## The request
Extract all lines that hold "page" from the records below.

• • • • •

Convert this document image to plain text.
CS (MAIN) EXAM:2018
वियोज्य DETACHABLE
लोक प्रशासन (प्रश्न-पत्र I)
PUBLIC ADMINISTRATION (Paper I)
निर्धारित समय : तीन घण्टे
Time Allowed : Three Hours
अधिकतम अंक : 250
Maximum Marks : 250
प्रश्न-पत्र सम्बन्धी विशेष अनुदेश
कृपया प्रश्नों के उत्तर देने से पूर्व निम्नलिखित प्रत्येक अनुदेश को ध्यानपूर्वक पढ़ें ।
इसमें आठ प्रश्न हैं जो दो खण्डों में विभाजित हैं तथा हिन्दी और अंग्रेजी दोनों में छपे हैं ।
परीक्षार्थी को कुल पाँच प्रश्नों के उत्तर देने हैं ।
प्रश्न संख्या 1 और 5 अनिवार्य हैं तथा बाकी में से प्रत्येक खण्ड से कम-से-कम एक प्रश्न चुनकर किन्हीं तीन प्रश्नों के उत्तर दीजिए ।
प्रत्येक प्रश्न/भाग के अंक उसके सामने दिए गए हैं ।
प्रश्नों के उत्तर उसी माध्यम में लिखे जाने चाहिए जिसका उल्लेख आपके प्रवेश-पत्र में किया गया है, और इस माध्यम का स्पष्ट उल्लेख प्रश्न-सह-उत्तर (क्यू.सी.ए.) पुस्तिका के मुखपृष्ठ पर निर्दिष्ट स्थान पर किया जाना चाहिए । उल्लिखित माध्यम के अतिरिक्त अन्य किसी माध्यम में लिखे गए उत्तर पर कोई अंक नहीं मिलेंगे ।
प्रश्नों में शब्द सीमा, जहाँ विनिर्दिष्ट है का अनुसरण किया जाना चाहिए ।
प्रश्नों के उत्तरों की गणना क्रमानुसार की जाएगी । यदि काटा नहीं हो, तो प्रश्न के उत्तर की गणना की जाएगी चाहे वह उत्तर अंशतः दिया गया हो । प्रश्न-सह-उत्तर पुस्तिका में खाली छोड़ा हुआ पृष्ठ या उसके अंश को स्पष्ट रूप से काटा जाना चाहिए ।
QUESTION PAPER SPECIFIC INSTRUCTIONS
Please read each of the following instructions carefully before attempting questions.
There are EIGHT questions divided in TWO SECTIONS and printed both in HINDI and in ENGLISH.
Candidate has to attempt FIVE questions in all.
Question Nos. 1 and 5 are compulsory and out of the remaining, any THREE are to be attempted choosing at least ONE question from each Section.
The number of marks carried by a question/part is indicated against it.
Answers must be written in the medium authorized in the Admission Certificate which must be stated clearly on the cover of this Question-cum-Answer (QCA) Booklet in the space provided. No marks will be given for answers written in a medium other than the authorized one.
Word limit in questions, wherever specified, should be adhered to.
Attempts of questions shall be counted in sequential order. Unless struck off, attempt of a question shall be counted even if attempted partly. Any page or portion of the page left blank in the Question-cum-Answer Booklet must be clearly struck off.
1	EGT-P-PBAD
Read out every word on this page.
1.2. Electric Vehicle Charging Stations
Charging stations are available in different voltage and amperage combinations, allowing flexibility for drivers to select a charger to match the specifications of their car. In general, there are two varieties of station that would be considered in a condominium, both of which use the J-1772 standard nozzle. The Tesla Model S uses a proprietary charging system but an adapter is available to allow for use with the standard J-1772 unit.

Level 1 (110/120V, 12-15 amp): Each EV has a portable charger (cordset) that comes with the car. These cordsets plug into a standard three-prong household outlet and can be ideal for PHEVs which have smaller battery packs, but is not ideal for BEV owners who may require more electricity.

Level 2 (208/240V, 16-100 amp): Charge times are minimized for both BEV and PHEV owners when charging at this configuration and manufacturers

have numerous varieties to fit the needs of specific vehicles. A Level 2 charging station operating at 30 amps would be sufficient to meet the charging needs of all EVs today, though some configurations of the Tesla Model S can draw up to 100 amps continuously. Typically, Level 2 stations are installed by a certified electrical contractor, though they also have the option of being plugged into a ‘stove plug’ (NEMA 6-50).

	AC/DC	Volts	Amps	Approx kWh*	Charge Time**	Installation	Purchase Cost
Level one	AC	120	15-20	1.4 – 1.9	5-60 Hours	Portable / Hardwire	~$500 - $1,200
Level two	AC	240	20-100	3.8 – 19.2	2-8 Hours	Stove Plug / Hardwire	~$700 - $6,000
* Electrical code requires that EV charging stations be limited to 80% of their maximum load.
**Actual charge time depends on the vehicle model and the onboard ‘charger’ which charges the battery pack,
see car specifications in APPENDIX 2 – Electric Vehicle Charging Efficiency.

• • • • •

## Result
Attempts of questions shall be counted in sequential order. Unless struck off, attempt of a question shall be counted even if attempted partly. Any page or portion of the page left blank in the Question-cum-Answer Booklet must be clearly struck off.
Read out every word on this page.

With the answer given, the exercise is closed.